EXERCISE AIM »
Go through the entries and transcribe each one exactly, dropping the pictures.

INPUT ROWS »
+ + + + + + +

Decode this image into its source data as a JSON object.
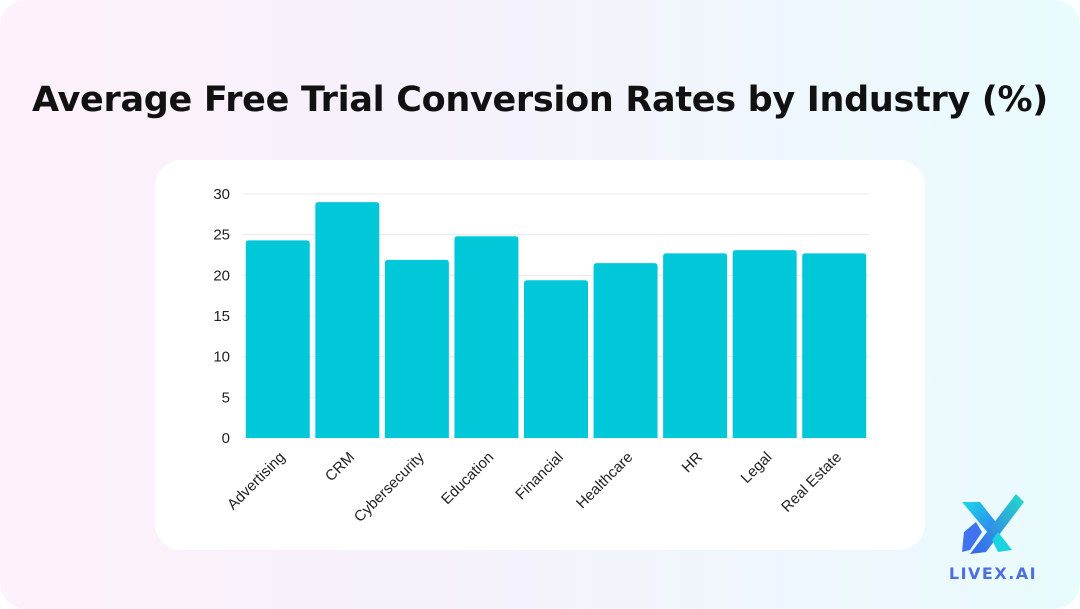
{
  "title": "Average Free Trial Conversion Rates by Industry (%)",
  "brand": {
    "name": "LIVEX.AI",
    "icon": "livex-logo-icon",
    "colors": [
      "#3b6cf0",
      "#17d6e6"
    ]
  },
  "colors": {
    "bar": "#00c8d9",
    "grid": "#e8e8e8",
    "tick_text": "#222222",
    "title": "#111111"
  },
  "chart_data": {
    "type": "bar",
    "title": "Average Free Trial Conversion Rates by Industry (%)",
    "xlabel": "",
    "ylabel": "",
    "categories": [
      "Advertising",
      "CRM",
      "Cybersecurity",
      "Education",
      "Financial",
      "Healthcare",
      "HR",
      "Legal",
      "Real Estate"
    ],
    "values": [
      24.3,
      29.0,
      21.9,
      24.8,
      19.4,
      21.5,
      22.7,
      23.1,
      22.7
    ],
    "ylim": [
      0,
      30
    ],
    "yticks": [
      0,
      5,
      10,
      15,
      20,
      25,
      30
    ],
    "grid": true,
    "legend": "none"
  }
}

+ + + + + + +

FULL OUTPUT »
Decode this image into its source data as a JSON object.
{
  "title": "Average Free Trial Conversion Rates by Industry (%)",
  "brand": {
    "name": "LIVEX.AI",
    "icon": "livex-logo-icon",
    "colors": [
      "#3b6cf0",
      "#17d6e6"
    ]
  },
  "colors": {
    "bar": "#00c8d9",
    "grid": "#e8e8e8",
    "tick_text": "#222222",
    "title": "#111111"
  },
  "chart_data": {
    "type": "bar",
    "title": "Average Free Trial Conversion Rates by Industry (%)",
    "xlabel": "",
    "ylabel": "",
    "categories": [
      "Advertising",
      "CRM",
      "Cybersecurity",
      "Education",
      "Financial",
      "Healthcare",
      "HR",
      "Legal",
      "Real Estate"
    ],
    "values": [
      24.3,
      29.0,
      21.9,
      24.8,
      19.4,
      21.5,
      22.7,
      23.1,
      22.7
    ],
    "ylim": [
      0,
      30
    ],
    "yticks": [
      0,
      5,
      10,
      15,
      20,
      25,
      30
    ],
    "grid": true,
    "legend": "none"
  }
}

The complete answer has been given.